» DATA FOR THIS TASK
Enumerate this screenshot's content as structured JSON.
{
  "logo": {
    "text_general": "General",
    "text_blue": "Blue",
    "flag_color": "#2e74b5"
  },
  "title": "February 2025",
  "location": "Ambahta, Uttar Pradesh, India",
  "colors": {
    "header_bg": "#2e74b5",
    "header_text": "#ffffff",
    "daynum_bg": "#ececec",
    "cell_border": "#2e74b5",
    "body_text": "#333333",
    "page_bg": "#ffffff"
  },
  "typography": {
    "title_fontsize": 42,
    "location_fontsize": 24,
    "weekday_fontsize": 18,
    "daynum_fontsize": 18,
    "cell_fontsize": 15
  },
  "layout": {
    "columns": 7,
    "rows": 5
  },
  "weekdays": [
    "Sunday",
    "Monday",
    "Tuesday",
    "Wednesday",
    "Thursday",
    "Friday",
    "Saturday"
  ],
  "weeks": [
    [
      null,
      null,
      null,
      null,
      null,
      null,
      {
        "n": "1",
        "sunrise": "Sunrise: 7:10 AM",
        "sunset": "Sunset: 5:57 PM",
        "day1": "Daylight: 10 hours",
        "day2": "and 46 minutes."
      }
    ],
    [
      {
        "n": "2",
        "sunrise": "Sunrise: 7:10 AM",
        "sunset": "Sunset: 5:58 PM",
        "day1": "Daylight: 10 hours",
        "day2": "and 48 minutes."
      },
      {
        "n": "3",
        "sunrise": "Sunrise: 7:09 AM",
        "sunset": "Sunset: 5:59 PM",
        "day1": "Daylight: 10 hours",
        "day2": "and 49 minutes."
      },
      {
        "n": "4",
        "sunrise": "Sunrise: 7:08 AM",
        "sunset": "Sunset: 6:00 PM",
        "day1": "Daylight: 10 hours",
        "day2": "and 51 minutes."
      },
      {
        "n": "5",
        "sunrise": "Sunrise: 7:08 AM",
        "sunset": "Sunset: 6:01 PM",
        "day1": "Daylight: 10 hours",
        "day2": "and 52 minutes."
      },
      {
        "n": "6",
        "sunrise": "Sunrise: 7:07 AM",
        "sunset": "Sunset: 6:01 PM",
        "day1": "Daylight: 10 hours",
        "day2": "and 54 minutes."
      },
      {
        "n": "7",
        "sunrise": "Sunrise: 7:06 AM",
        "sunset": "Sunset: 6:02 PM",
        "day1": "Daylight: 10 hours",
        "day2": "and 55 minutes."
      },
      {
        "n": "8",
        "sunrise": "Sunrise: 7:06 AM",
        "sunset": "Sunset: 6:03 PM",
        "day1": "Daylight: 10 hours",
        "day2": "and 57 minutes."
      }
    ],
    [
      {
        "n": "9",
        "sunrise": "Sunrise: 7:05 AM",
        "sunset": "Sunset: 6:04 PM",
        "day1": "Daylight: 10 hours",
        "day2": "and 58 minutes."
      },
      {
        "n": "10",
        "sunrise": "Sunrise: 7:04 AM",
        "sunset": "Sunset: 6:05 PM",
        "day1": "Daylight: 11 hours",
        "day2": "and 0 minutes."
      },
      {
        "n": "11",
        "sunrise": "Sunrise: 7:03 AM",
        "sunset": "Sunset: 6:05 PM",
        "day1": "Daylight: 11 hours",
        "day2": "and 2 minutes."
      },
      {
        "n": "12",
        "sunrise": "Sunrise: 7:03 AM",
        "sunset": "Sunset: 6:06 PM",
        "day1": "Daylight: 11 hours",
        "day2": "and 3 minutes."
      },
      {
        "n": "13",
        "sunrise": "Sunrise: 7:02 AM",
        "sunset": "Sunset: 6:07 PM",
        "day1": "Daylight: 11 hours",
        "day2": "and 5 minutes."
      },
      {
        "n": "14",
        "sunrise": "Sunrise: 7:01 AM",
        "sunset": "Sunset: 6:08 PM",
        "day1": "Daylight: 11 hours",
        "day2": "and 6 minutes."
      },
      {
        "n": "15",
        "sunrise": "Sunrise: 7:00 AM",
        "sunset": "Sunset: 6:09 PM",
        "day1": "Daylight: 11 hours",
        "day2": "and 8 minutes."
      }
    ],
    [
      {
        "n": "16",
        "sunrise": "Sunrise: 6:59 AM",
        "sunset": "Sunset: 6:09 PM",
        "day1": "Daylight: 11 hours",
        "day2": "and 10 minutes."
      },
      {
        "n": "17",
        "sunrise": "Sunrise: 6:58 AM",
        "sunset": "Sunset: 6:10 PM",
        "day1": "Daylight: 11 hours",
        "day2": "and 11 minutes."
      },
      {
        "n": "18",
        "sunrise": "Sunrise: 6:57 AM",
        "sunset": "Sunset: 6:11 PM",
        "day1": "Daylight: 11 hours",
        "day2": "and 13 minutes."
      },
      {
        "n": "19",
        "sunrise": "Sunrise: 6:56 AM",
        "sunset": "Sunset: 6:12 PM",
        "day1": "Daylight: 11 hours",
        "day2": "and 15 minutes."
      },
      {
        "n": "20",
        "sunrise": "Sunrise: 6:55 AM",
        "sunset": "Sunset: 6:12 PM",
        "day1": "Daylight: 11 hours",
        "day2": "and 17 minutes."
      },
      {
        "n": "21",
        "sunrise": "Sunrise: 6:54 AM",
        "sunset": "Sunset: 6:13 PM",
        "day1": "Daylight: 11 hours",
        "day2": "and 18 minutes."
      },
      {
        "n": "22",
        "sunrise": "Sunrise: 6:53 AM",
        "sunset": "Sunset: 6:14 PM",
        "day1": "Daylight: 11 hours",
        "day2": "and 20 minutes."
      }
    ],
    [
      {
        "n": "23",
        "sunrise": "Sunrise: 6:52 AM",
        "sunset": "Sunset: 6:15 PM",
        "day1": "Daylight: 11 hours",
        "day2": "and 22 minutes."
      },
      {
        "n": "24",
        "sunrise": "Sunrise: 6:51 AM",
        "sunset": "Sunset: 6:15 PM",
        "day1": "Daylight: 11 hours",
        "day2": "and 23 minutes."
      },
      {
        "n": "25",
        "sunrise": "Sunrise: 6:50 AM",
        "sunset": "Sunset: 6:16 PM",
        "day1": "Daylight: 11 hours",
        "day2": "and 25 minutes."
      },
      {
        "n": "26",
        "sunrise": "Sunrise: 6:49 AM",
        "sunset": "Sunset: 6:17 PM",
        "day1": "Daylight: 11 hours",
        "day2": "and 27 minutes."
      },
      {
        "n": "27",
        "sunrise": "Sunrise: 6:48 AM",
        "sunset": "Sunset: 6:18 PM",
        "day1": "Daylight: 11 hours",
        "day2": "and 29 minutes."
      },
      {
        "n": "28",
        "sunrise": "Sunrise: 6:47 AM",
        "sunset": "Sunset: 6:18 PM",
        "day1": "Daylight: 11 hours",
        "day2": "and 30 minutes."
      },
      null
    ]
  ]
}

» INSTRUCTION
Write each line above out exactly.

» EXERCISE ANSWER
Enumerate this screenshot's content as structured JSON.
{
  "logo": {
    "text_general": "General",
    "text_blue": "Blue",
    "flag_color": "#2e74b5"
  },
  "title": "February 2025",
  "location": "Ambahta, Uttar Pradesh, India",
  "colors": {
    "header_bg": "#2e74b5",
    "header_text": "#ffffff",
    "daynum_bg": "#ececec",
    "cell_border": "#2e74b5",
    "body_text": "#333333",
    "page_bg": "#ffffff"
  },
  "typography": {
    "title_fontsize": 42,
    "location_fontsize": 24,
    "weekday_fontsize": 18,
    "daynum_fontsize": 18,
    "cell_fontsize": 15
  },
  "layout": {
    "columns": 7,
    "rows": 5
  },
  "weekdays": [
    "Sunday",
    "Monday",
    "Tuesday",
    "Wednesday",
    "Thursday",
    "Friday",
    "Saturday"
  ],
  "weeks": [
    [
      null,
      null,
      null,
      null,
      null,
      null,
      {
        "n": "1",
        "sunrise": "Sunrise: 7:10 AM",
        "sunset": "Sunset: 5:57 PM",
        "day1": "Daylight: 10 hours",
        "day2": "and 46 minutes."
      }
    ],
    [
      {
        "n": "2",
        "sunrise": "Sunrise: 7:10 AM",
        "sunset": "Sunset: 5:58 PM",
        "day1": "Daylight: 10 hours",
        "day2": "and 48 minutes."
      },
      {
        "n": "3",
        "sunrise": "Sunrise: 7:09 AM",
        "sunset": "Sunset: 5:59 PM",
        "day1": "Daylight: 10 hours",
        "day2": "and 49 minutes."
      },
      {
        "n": "4",
        "sunrise": "Sunrise: 7:08 AM",
        "sunset": "Sunset: 6:00 PM",
        "day1": "Daylight: 10 hours",
        "day2": "and 51 minutes."
      },
      {
        "n": "5",
        "sunrise": "Sunrise: 7:08 AM",
        "sunset": "Sunset: 6:01 PM",
        "day1": "Daylight: 10 hours",
        "day2": "and 52 minutes."
      },
      {
        "n": "6",
        "sunrise": "Sunrise: 7:07 AM",
        "sunset": "Sunset: 6:01 PM",
        "day1": "Daylight: 10 hours",
        "day2": "and 54 minutes."
      },
      {
        "n": "7",
        "sunrise": "Sunrise: 7:06 AM",
        "sunset": "Sunset: 6:02 PM",
        "day1": "Daylight: 10 hours",
        "day2": "and 55 minutes."
      },
      {
        "n": "8",
        "sunrise": "Sunrise: 7:06 AM",
        "sunset": "Sunset: 6:03 PM",
        "day1": "Daylight: 10 hours",
        "day2": "and 57 minutes."
      }
    ],
    [
      {
        "n": "9",
        "sunrise": "Sunrise: 7:05 AM",
        "sunset": "Sunset: 6:04 PM",
        "day1": "Daylight: 10 hours",
        "day2": "and 58 minutes."
      },
      {
        "n": "10",
        "sunrise": "Sunrise: 7:04 AM",
        "sunset": "Sunset: 6:05 PM",
        "day1": "Daylight: 11 hours",
        "day2": "and 0 minutes."
      },
      {
        "n": "11",
        "sunrise": "Sunrise: 7:03 AM",
        "sunset": "Sunset: 6:05 PM",
        "day1": "Daylight: 11 hours",
        "day2": "and 2 minutes."
      },
      {
        "n": "12",
        "sunrise": "Sunrise: 7:03 AM",
        "sunset": "Sunset: 6:06 PM",
        "day1": "Daylight: 11 hours",
        "day2": "and 3 minutes."
      },
      {
        "n": "13",
        "sunrise": "Sunrise: 7:02 AM",
        "sunset": "Sunset: 6:07 PM",
        "day1": "Daylight: 11 hours",
        "day2": "and 5 minutes."
      },
      {
        "n": "14",
        "sunrise": "Sunrise: 7:01 AM",
        "sunset": "Sunset: 6:08 PM",
        "day1": "Daylight: 11 hours",
        "day2": "and 6 minutes."
      },
      {
        "n": "15",
        "sunrise": "Sunrise: 7:00 AM",
        "sunset": "Sunset: 6:09 PM",
        "day1": "Daylight: 11 hours",
        "day2": "and 8 minutes."
      }
    ],
    [
      {
        "n": "16",
        "sunrise": "Sunrise: 6:59 AM",
        "sunset": "Sunset: 6:09 PM",
        "day1": "Daylight: 11 hours",
        "day2": "and 10 minutes."
      },
      {
        "n": "17",
        "sunrise": "Sunrise: 6:58 AM",
        "sunset": "Sunset: 6:10 PM",
        "day1": "Daylight: 11 hours",
        "day2": "and 11 minutes."
      },
      {
        "n": "18",
        "sunrise": "Sunrise: 6:57 AM",
        "sunset": "Sunset: 6:11 PM",
        "day1": "Daylight: 11 hours",
        "day2": "and 13 minutes."
      },
      {
        "n": "19",
        "sunrise": "Sunrise: 6:56 AM",
        "sunset": "Sunset: 6:12 PM",
        "day1": "Daylight: 11 hours",
        "day2": "and 15 minutes."
      },
      {
        "n": "20",
        "sunrise": "Sunrise: 6:55 AM",
        "sunset": "Sunset: 6:12 PM",
        "day1": "Daylight: 11 hours",
        "day2": "and 17 minutes."
      },
      {
        "n": "21",
        "sunrise": "Sunrise: 6:54 AM",
        "sunset": "Sunset: 6:13 PM",
        "day1": "Daylight: 11 hours",
        "day2": "and 18 minutes."
      },
      {
        "n": "22",
        "sunrise": "Sunrise: 6:53 AM",
        "sunset": "Sunset: 6:14 PM",
        "day1": "Daylight: 11 hours",
        "day2": "and 20 minutes."
      }
    ],
    [
      {
        "n": "23",
        "sunrise": "Sunrise: 6:52 AM",
        "sunset": "Sunset: 6:15 PM",
        "day1": "Daylight: 11 hours",
        "day2": "and 22 minutes."
      },
      {
        "n": "24",
        "sunrise": "Sunrise: 6:51 AM",
        "sunset": "Sunset: 6:15 PM",
        "day1": "Daylight: 11 hours",
        "day2": "and 23 minutes."
      },
      {
        "n": "25",
        "sunrise": "Sunrise: 6:50 AM",
        "sunset": "Sunset: 6:16 PM",
        "day1": "Daylight: 11 hours",
        "day2": "and 25 minutes."
      },
      {
        "n": "26",
        "sunrise": "Sunrise: 6:49 AM",
        "sunset": "Sunset: 6:17 PM",
        "day1": "Daylight: 11 hours",
        "day2": "and 27 minutes."
      },
      {
        "n": "27",
        "sunrise": "Sunrise: 6:48 AM",
        "sunset": "Sunset: 6:18 PM",
        "day1": "Daylight: 11 hours",
        "day2": "and 29 minutes."
      },
      {
        "n": "28",
        "sunrise": "Sunrise: 6:47 AM",
        "sunset": "Sunset: 6:18 PM",
        "day1": "Daylight: 11 hours",
        "day2": "and 30 minutes."
      },
      null
    ]
  ]
}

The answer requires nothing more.